◆ STATED GOAL
Give exactly the lines from the one with "Transcribe this image's" through the final line of the listing below, both included, leaving out any pictures.

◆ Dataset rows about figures
· · · · · · ·

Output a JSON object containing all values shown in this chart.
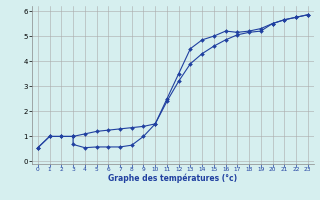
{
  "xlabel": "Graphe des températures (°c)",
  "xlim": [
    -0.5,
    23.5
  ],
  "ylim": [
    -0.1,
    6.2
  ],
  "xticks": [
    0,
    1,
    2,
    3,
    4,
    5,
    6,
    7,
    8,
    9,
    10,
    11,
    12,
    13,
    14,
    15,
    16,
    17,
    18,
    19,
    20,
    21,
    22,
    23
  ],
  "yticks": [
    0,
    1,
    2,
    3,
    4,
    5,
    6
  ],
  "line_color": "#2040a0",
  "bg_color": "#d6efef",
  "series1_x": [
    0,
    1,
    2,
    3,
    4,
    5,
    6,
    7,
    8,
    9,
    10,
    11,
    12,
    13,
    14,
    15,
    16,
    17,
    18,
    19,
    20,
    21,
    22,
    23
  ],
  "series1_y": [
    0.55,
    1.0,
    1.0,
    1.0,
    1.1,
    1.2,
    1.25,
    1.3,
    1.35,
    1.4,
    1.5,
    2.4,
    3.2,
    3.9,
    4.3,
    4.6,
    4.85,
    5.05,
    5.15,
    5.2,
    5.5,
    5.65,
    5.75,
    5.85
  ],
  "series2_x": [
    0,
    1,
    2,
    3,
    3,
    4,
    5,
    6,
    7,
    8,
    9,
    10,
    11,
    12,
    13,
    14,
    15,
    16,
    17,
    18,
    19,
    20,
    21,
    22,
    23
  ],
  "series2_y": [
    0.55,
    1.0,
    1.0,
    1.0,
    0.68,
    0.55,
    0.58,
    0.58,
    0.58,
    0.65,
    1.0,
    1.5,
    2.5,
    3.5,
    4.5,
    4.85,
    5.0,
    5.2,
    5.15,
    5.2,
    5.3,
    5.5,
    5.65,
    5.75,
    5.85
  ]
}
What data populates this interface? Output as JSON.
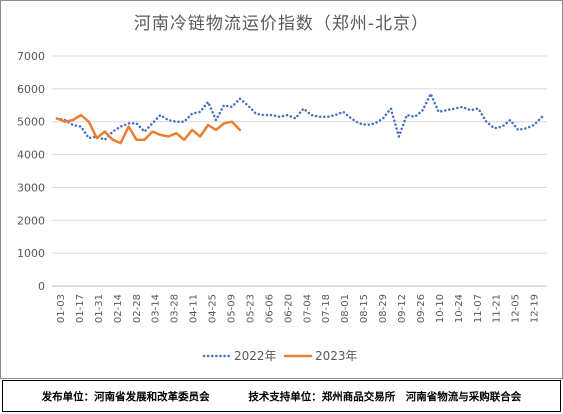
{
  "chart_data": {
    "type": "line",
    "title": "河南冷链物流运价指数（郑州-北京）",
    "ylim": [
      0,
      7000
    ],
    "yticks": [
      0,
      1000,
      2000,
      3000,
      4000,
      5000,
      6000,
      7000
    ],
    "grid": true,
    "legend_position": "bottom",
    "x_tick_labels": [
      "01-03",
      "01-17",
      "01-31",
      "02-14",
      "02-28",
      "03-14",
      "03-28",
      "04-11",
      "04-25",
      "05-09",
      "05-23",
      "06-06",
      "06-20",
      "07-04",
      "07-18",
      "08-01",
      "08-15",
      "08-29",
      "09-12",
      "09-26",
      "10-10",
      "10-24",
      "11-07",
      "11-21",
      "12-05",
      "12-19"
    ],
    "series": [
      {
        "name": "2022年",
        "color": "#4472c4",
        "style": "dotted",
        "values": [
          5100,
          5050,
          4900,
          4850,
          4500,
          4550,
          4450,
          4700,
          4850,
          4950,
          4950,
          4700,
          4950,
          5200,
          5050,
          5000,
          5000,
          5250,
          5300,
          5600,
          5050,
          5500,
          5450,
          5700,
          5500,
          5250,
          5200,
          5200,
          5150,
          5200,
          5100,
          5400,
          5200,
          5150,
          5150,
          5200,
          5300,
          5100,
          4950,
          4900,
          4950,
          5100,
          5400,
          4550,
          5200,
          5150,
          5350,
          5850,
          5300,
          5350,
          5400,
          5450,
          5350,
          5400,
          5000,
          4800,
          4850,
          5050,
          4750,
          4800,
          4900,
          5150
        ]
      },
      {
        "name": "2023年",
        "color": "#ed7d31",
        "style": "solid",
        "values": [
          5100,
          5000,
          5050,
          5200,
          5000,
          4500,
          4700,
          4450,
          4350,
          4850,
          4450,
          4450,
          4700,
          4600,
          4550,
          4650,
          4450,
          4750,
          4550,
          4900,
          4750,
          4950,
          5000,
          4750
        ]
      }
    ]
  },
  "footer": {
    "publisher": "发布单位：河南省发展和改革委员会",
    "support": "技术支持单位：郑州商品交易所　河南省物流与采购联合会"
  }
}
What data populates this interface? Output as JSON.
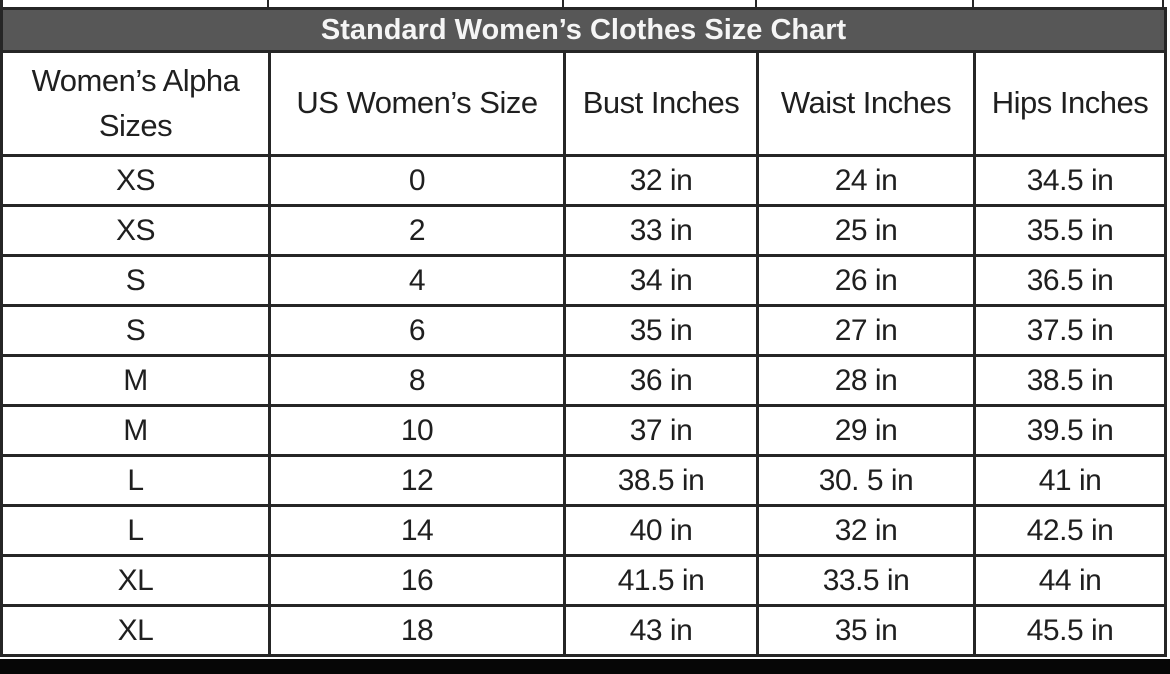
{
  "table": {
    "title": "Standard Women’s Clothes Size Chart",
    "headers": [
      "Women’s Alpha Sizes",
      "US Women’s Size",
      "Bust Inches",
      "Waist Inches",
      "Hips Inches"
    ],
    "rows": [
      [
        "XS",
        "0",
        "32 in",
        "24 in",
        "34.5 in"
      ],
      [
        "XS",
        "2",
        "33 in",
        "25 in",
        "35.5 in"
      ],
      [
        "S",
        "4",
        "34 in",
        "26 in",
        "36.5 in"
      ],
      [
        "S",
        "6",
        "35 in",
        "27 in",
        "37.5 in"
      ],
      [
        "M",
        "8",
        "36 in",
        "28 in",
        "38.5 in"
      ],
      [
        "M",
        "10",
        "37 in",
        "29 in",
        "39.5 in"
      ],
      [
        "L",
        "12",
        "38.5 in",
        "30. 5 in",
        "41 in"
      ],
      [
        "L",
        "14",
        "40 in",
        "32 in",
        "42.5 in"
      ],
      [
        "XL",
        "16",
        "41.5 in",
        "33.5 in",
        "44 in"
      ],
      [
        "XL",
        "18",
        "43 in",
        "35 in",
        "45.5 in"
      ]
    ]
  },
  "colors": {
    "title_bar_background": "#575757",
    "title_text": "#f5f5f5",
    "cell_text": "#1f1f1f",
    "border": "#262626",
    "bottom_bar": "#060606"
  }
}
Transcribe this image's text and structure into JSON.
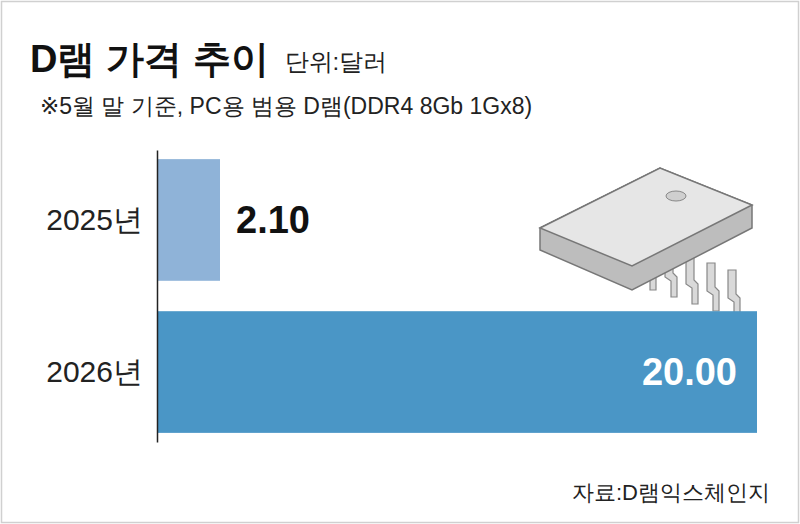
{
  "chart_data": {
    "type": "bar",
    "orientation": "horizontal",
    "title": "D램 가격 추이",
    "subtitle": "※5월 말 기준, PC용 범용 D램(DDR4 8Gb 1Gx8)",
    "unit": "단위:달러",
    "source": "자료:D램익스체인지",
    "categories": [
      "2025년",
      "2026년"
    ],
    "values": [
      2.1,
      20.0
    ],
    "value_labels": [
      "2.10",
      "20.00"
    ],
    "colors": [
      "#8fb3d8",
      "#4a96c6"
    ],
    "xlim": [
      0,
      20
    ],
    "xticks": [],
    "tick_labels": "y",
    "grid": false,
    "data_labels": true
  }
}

· · · · · · ·

◆ ANSWER TO THIS EXERCISE
Transcribe this image's text and structure into JSON.
{
  "chart_data": {
    "type": "bar",
    "orientation": "horizontal",
    "title": "D램 가격 추이",
    "subtitle": "※5월 말 기준, PC용 범용 D램(DDR4 8Gb 1Gx8)",
    "unit": "단위:달러",
    "source": "자료:D램익스체인지",
    "categories": [
      "2025년",
      "2026년"
    ],
    "values": [
      2.1,
      20.0
    ],
    "value_labels": [
      "2.10",
      "20.00"
    ],
    "colors": [
      "#8fb3d8",
      "#4a96c6"
    ],
    "xlim": [
      0,
      20
    ],
    "xticks": [],
    "tick_labels": "y",
    "grid": false,
    "data_labels": true
  }
}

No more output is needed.